• **PROBLEM DESCRIPTION**
Repeat every entry word for word, skipping the pictures.

• **GIVEN RECORDS**
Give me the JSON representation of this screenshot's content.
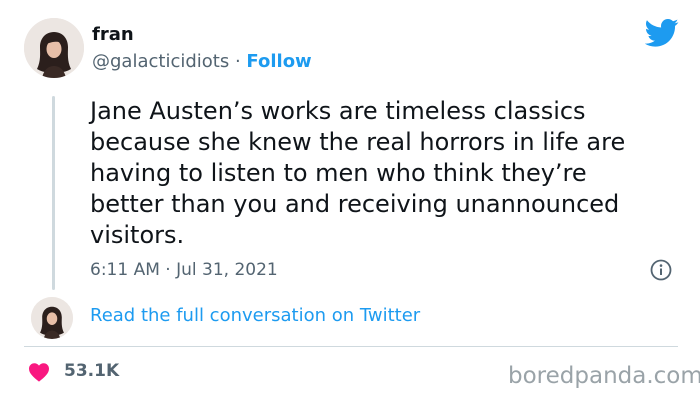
{
  "author": {
    "name": "fran",
    "handle": "@galacticidiots",
    "separator": "·",
    "follow_label": "Follow"
  },
  "tweet": {
    "lines": [
      "Jane Austen’s works are timeless classics",
      "because she knew the real horrors in life are",
      "having to listen to men who think they’re",
      "better than you and receiving unannounced",
      "visitors."
    ],
    "timestamp": "6:11 AM · Jul 31, 2021"
  },
  "thread": {
    "read_link": "Read the full conversation on Twitter"
  },
  "engagement": {
    "likes": "53.1K"
  },
  "watermark": "boredpanda.com",
  "icons": {
    "brand": "twitter-bird-icon",
    "info": "info-icon",
    "like": "heart-icon"
  },
  "colors": {
    "accent": "#1d9bf0",
    "heart": "#f91880",
    "text": "#0f1419",
    "muted": "#536471"
  }
}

• **ANSWER TO THIS PROBLEM**
Give me the JSON representation of this screenshot's content.
{
  "author": {
    "name": "fran",
    "handle": "@galacticidiots",
    "separator": "·",
    "follow_label": "Follow"
  },
  "tweet": {
    "lines": [
      "Jane Austen’s works are timeless classics",
      "because she knew the real horrors in life are",
      "having to listen to men who think they’re",
      "better than you and receiving unannounced",
      "visitors."
    ],
    "timestamp": "6:11 AM · Jul 31, 2021"
  },
  "thread": {
    "read_link": "Read the full conversation on Twitter"
  },
  "engagement": {
    "likes": "53.1K"
  },
  "watermark": "boredpanda.com",
  "icons": {
    "brand": "twitter-bird-icon",
    "info": "info-icon",
    "like": "heart-icon"
  },
  "colors": {
    "accent": "#1d9bf0",
    "heart": "#f91880",
    "text": "#0f1419",
    "muted": "#536471"
  }
}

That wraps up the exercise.